◆ **Problem requirements**
Reproduce the listing from its start through the line containing "- phone-usa-canada[interactable]: : +1", substituting "clickable" for every occurrence of "interactable" and leaving everything else unchanged.

Stored items from a collection:

▬▬▬▬▬▬▬▬▬▬

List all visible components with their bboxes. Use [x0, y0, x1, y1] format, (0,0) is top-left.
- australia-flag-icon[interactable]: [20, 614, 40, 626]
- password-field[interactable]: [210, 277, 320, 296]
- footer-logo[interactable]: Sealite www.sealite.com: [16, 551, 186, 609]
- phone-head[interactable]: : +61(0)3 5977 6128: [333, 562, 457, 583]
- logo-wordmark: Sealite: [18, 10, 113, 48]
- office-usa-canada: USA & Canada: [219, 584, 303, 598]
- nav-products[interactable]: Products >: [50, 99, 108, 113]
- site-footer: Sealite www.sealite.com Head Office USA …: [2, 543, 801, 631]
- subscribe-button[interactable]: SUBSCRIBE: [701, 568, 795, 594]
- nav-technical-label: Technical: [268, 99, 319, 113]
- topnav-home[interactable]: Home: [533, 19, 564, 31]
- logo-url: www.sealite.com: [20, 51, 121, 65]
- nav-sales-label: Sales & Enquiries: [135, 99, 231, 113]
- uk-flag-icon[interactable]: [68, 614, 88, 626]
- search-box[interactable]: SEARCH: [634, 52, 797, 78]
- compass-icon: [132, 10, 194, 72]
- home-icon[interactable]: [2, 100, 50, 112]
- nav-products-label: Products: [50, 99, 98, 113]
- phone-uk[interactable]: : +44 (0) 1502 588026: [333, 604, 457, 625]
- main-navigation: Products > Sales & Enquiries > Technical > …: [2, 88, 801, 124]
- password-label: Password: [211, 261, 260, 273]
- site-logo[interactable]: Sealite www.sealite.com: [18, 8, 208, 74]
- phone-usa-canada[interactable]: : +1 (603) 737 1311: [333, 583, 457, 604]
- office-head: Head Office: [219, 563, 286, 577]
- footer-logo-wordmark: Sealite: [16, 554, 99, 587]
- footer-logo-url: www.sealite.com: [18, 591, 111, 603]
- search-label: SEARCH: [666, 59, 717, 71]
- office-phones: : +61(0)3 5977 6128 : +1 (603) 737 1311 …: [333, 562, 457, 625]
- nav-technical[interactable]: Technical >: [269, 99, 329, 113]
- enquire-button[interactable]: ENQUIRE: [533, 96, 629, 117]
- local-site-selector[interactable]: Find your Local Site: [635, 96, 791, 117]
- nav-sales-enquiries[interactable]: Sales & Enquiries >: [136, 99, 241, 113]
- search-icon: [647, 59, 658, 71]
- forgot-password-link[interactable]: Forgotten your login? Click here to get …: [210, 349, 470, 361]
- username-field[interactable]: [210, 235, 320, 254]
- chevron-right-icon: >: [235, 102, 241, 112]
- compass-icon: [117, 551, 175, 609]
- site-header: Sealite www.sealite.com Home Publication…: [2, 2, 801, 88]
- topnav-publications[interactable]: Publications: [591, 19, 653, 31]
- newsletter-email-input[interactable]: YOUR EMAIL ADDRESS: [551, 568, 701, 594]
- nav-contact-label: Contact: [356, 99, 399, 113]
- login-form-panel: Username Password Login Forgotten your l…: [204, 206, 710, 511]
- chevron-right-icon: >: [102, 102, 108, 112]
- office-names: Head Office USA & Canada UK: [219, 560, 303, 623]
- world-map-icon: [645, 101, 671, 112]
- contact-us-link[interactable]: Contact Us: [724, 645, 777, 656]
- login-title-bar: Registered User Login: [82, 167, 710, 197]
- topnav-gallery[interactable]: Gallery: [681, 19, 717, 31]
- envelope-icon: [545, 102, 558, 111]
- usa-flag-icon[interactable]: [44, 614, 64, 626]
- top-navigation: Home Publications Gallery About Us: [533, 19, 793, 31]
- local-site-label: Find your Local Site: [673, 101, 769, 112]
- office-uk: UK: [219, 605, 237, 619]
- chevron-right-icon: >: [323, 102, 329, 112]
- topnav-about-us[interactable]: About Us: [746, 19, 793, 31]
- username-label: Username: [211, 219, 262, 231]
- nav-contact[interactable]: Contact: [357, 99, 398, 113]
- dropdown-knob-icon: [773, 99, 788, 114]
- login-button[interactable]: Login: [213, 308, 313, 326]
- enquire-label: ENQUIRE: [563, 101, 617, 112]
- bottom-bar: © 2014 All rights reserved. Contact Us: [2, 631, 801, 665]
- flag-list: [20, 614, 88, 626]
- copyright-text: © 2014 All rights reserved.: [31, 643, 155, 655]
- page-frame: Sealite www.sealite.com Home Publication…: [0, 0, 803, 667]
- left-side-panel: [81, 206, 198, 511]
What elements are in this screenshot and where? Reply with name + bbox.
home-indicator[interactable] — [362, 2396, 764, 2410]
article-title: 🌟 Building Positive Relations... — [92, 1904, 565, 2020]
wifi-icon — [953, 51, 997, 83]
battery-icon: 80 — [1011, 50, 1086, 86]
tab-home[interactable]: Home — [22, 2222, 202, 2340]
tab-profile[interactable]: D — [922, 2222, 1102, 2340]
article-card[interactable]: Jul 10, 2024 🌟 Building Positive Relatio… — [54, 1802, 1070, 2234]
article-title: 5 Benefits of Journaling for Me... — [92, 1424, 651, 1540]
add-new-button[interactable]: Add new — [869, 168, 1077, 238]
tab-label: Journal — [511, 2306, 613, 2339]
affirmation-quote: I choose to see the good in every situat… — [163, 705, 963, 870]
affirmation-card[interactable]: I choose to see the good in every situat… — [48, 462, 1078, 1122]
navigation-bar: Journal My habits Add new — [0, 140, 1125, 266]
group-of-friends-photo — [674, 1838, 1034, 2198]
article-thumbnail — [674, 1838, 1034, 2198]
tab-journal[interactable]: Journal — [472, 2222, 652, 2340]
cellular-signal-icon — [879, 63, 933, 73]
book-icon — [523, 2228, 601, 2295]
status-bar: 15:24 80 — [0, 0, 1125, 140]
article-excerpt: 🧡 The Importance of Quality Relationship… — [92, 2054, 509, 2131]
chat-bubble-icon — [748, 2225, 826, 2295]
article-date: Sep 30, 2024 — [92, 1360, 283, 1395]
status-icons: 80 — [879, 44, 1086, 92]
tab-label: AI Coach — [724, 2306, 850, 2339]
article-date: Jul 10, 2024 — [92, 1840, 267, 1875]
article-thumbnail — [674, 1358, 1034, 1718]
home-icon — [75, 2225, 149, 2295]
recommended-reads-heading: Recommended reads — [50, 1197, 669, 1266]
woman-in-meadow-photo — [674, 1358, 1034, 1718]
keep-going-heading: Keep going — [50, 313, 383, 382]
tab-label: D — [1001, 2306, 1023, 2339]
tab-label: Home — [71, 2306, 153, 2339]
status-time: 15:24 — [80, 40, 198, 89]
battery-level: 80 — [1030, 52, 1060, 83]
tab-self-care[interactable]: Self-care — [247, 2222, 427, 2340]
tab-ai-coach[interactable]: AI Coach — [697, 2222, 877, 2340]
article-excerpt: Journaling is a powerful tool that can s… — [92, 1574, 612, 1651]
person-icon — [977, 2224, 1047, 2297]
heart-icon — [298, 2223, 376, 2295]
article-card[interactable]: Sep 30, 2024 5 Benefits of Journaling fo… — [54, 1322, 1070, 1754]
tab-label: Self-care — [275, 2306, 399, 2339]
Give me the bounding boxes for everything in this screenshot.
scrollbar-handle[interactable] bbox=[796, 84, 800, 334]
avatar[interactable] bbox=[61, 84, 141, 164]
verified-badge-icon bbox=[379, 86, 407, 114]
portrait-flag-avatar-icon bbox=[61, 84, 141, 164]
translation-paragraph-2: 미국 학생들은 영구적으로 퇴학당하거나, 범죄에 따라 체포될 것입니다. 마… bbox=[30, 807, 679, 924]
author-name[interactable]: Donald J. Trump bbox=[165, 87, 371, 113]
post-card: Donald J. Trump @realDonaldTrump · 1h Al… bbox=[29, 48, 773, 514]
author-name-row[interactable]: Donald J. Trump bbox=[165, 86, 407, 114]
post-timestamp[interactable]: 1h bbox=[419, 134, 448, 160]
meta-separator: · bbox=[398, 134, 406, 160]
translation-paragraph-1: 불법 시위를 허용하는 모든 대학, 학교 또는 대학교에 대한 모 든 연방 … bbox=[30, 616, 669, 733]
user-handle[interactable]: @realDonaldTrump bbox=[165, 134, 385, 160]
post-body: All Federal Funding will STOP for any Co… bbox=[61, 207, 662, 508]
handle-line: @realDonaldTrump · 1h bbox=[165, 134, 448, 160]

▬▬▬▬▬▬▬▬▬▬

◆ **Exercise output**
List all visible components with their bboxes. Use [x0, y0, x1, y1] format, (0,0) is top-left.
- australia-flag-icon[clickable]: [20, 614, 40, 626]
- password-field[clickable]: [210, 277, 320, 296]
- footer-logo[clickable]: Sealite www.sealite.com: [16, 551, 186, 609]
- phone-head[clickable]: : +61(0)3 5977 6128: [333, 562, 457, 583]
- logo-wordmark: Sealite: [18, 10, 113, 48]
- office-usa-canada: USA & Canada: [219, 584, 303, 598]
- nav-products[clickable]: Products >: [50, 99, 108, 113]
- site-footer: Sealite www.sealite.com Head Office USA …: [2, 543, 801, 631]
- subscribe-button[clickable]: SUBSCRIBE: [701, 568, 795, 594]
- nav-technical-label: Technical: [268, 99, 319, 113]
- topnav-home[clickable]: Home: [533, 19, 564, 31]
- logo-url: www.sealite.com: [20, 51, 121, 65]
- nav-sales-label: Sales & Enquiries: [135, 99, 231, 113]
- uk-flag-icon[clickable]: [68, 614, 88, 626]
- search-box[clickable]: SEARCH: [634, 52, 797, 78]
- compass-icon: [132, 10, 194, 72]
- home-icon[clickable]: [2, 100, 50, 112]
- nav-products-label: Products: [50, 99, 98, 113]
- phone-uk[clickable]: : +44 (0) 1502 588026: [333, 604, 457, 625]
- main-navigation: Products > Sales & Enquiries > Technical > …: [2, 88, 801, 124]
- password-label: Password: [211, 261, 260, 273]
- site-logo[clickable]: Sealite www.sealite.com: [18, 8, 208, 74]
- phone-usa-canada[clickable]: : +1 (603) 737 1311: [333, 583, 457, 604]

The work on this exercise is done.